**Requirements:**
Convert the lines into a numbered list, starting at the first line and ending at the line that contains "- slide-title-line-3[interactable]: ORYANTASYON". Omit any blank lines.
##############################
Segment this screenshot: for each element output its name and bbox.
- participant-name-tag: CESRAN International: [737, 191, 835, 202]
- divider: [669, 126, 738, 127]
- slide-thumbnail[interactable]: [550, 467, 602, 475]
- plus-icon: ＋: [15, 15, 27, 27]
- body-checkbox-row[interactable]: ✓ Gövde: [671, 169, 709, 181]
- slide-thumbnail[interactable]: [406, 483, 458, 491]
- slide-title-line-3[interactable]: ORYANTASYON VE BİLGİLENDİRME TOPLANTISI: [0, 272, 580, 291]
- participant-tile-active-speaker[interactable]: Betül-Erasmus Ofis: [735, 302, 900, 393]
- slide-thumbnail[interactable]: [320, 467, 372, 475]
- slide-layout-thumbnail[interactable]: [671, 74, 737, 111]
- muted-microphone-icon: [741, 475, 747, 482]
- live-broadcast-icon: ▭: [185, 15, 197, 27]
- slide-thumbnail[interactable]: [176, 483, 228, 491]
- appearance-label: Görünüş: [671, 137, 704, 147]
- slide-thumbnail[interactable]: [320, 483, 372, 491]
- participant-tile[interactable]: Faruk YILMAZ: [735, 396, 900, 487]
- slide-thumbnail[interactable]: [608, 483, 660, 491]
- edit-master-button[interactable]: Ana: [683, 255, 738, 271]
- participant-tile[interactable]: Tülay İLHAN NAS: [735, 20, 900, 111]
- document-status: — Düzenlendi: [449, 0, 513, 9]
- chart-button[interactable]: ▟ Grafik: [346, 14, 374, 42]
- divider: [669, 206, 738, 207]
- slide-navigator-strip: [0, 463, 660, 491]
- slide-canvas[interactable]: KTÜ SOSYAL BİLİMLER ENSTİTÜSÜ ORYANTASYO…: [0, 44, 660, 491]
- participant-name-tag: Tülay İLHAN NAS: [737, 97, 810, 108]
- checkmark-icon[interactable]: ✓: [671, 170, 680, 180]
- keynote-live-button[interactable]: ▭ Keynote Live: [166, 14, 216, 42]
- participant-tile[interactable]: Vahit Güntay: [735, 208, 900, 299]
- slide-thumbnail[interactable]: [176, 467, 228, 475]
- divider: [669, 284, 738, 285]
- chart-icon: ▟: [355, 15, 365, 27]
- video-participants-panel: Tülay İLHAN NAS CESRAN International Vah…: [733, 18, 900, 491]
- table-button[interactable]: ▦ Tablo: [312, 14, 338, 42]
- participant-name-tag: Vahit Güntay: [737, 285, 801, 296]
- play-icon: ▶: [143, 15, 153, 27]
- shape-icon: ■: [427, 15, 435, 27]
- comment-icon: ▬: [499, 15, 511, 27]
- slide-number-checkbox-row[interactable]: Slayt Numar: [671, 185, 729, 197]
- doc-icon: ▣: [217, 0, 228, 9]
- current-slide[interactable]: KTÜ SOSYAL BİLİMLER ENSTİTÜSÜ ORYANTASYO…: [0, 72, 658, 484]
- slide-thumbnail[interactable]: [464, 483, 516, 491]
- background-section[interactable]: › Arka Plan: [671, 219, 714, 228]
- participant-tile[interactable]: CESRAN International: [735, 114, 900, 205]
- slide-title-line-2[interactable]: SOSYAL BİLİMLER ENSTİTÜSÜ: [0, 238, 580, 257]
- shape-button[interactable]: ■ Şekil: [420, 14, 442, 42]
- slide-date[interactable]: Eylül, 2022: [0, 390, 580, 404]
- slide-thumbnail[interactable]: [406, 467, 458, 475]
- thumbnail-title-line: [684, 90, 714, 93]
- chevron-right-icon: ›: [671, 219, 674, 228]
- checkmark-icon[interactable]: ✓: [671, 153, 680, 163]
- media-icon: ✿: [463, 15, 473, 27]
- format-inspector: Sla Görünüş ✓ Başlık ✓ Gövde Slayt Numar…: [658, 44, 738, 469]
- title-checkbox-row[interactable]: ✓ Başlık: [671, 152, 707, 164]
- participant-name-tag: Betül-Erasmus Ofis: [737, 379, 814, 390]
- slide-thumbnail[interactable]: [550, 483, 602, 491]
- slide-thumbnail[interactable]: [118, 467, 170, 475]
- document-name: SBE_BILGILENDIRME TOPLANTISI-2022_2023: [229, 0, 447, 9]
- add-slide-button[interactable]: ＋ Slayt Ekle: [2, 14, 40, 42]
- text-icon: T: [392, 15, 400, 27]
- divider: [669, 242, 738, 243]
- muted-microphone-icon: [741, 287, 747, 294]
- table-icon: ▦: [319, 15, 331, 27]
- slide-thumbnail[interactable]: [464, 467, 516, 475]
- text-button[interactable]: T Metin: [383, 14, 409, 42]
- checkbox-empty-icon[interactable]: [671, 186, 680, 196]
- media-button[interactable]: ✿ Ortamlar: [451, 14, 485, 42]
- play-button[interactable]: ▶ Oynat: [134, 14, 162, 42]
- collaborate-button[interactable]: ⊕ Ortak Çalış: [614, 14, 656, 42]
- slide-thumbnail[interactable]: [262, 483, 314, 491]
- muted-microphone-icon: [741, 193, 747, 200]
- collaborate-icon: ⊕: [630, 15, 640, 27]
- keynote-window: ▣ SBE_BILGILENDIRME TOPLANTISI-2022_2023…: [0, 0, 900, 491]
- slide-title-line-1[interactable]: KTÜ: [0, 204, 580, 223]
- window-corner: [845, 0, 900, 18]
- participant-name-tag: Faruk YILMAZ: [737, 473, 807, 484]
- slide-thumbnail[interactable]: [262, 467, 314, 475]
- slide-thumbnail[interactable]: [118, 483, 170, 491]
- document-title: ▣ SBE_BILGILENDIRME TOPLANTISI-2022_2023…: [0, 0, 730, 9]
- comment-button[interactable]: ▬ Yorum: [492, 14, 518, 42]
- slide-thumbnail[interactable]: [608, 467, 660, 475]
##############################
**Solution below:**
1. Segment this screenshot: for each element output its name and bbox.
2. - participant-name-tag: CESRAN International: [737, 191, 835, 202]
3. - divider: [669, 126, 738, 127]
4. - slide-thumbnail[interactable]: [550, 467, 602, 475]
5. - plus-icon: ＋: [15, 15, 27, 27]
6. - body-checkbox-row[interactable]: ✓ Gövde: [671, 169, 709, 181]
7. - slide-thumbnail[interactable]: [406, 483, 458, 491]
8. - slide-title-line-3[interactable]: ORYANTASYON VE BİLGİLENDİRME TOPLANTISI: [0, 272, 580, 291]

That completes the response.